Exercise goal » Work out the number of lines containing "الوقت". Give that number alone.

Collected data
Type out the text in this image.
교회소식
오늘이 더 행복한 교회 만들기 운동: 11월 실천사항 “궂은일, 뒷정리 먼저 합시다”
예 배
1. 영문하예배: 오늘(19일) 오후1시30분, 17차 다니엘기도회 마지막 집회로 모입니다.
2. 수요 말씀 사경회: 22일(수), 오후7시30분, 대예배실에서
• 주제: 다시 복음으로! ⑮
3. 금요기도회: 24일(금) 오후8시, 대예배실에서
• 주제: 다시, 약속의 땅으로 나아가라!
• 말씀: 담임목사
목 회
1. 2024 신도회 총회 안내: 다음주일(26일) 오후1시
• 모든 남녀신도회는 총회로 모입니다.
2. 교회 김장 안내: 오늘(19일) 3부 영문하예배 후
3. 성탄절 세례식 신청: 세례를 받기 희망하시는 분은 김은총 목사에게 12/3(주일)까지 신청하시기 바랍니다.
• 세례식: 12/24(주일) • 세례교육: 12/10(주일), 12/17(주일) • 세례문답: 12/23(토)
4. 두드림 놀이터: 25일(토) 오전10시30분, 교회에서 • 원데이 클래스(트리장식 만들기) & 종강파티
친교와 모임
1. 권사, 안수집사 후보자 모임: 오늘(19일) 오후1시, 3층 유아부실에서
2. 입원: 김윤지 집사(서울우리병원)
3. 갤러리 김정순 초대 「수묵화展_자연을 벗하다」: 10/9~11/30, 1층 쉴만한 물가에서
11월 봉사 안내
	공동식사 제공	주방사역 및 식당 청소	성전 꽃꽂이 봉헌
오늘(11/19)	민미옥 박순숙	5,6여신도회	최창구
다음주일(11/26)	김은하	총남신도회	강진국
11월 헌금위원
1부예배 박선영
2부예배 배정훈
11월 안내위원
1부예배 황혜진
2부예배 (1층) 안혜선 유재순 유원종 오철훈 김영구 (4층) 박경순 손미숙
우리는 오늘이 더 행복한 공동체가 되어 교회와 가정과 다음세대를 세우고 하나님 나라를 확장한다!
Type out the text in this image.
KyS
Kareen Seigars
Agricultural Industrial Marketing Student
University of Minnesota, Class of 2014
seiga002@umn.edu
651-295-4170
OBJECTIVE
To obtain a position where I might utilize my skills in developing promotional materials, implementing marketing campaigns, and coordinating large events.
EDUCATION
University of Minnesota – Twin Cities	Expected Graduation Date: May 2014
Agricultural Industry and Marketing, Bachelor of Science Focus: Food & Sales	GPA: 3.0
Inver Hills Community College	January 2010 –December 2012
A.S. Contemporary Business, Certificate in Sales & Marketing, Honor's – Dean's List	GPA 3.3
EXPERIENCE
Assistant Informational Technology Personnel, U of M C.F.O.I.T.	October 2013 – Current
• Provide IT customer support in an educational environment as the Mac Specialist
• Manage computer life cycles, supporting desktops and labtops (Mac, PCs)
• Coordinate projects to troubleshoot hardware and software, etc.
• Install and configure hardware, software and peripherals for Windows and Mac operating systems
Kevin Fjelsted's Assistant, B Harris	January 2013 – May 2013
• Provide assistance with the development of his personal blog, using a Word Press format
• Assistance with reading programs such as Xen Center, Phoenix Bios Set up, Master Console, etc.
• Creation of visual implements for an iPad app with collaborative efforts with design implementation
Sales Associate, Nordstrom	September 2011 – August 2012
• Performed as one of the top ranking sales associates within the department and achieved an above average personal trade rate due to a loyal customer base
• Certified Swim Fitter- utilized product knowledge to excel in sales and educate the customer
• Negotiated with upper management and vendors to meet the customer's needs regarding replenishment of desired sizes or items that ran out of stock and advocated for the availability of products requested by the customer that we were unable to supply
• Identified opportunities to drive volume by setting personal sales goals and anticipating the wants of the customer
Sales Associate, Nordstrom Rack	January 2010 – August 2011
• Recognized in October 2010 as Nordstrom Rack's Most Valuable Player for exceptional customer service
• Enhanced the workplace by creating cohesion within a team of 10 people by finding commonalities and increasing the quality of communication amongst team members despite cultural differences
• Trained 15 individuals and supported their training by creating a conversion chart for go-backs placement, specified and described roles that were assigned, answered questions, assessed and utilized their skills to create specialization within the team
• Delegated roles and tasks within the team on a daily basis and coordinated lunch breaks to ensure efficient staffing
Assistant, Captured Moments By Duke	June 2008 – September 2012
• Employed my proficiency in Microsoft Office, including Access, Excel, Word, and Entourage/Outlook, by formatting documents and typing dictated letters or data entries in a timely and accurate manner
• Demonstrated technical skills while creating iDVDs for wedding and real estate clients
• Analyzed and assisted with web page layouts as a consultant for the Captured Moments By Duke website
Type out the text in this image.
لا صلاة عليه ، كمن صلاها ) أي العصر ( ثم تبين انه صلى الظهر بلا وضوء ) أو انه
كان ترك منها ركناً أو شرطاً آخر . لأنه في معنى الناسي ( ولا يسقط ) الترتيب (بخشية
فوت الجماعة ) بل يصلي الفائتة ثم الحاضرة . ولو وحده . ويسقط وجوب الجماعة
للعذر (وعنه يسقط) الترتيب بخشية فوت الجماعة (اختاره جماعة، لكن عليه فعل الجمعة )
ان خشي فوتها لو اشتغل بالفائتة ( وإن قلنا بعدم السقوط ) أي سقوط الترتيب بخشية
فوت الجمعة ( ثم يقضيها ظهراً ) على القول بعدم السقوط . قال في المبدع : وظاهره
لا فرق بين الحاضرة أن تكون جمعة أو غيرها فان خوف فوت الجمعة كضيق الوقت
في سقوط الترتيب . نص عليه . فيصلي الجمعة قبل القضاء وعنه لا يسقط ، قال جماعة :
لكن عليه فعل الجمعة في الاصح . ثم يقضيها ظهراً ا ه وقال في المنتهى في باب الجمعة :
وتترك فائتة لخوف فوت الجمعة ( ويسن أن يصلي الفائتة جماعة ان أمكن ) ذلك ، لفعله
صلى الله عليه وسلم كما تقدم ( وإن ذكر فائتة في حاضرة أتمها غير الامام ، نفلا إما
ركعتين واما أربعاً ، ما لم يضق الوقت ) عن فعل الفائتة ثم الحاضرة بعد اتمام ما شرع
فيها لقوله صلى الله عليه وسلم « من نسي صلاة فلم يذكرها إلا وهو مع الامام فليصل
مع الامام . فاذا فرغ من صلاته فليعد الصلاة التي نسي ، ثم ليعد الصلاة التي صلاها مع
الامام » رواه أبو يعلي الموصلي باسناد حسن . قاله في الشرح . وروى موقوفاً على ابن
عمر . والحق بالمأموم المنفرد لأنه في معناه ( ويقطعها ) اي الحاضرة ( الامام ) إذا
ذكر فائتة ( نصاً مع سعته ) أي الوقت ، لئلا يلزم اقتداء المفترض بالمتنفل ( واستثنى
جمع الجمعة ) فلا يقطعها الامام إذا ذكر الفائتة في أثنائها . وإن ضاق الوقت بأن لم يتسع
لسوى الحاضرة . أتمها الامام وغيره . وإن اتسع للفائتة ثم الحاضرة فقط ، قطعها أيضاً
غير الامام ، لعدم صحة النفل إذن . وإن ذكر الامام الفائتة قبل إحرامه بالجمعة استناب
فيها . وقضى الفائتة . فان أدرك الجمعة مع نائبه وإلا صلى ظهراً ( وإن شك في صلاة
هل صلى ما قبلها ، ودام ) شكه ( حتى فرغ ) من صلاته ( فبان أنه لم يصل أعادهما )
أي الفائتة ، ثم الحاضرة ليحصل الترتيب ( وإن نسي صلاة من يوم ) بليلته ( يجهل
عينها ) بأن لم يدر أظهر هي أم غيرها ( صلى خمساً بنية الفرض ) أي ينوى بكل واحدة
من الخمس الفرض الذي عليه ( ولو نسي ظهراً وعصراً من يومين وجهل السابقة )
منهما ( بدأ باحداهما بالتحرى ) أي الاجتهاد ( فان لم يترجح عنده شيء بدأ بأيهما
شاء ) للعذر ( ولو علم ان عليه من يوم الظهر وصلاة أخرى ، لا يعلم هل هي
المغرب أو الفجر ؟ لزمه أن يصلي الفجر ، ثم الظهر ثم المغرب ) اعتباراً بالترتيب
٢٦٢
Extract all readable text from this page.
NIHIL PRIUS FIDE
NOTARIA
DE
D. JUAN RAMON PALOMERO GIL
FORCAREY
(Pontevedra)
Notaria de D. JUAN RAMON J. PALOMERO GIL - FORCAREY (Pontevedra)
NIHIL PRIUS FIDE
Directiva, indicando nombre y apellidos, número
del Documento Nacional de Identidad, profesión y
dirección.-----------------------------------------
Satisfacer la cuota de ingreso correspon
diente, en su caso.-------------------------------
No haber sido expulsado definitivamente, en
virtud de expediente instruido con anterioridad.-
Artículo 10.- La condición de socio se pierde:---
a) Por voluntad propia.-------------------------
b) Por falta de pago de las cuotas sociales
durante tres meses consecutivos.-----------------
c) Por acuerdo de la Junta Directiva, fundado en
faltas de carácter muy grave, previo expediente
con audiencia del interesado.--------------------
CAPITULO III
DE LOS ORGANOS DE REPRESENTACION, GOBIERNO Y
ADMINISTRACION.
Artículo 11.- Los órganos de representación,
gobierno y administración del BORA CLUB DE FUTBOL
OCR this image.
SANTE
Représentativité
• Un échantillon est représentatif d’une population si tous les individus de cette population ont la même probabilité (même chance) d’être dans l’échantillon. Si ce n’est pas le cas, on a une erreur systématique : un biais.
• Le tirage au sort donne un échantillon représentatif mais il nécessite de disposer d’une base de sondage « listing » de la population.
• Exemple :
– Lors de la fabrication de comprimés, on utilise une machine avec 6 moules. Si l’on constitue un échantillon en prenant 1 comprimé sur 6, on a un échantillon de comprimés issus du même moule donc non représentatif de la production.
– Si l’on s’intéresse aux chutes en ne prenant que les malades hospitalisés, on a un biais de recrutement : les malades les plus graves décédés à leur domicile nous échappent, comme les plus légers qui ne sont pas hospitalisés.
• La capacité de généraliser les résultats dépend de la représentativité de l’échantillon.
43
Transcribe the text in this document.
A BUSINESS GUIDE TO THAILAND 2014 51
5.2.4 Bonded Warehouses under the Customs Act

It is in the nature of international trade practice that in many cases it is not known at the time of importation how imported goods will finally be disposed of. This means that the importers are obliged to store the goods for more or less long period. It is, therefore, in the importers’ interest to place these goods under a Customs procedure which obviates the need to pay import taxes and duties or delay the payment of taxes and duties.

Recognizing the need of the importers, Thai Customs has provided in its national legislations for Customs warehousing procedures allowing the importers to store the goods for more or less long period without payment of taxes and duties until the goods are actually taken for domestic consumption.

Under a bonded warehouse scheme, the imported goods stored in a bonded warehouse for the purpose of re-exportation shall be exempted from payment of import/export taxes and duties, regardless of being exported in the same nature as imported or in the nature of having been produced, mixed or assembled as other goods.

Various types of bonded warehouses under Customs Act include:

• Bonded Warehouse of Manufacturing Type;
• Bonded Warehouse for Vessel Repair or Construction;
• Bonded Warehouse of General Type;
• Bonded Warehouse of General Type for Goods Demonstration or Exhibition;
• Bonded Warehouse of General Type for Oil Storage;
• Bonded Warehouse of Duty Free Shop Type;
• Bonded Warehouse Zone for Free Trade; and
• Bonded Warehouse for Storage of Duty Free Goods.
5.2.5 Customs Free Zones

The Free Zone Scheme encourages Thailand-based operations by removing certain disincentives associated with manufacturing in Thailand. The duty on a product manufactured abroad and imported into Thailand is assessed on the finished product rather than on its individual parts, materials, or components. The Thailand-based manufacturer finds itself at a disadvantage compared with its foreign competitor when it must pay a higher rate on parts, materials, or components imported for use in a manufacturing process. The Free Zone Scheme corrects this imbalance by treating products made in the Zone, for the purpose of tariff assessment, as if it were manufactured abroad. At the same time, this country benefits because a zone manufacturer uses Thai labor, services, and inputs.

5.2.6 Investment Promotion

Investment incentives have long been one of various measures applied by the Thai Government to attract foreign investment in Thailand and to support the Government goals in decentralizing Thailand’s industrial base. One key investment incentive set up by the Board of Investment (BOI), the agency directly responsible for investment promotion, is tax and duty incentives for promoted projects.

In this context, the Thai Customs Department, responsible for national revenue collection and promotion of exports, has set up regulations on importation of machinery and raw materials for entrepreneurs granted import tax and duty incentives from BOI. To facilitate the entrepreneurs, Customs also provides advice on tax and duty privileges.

Finished task » 4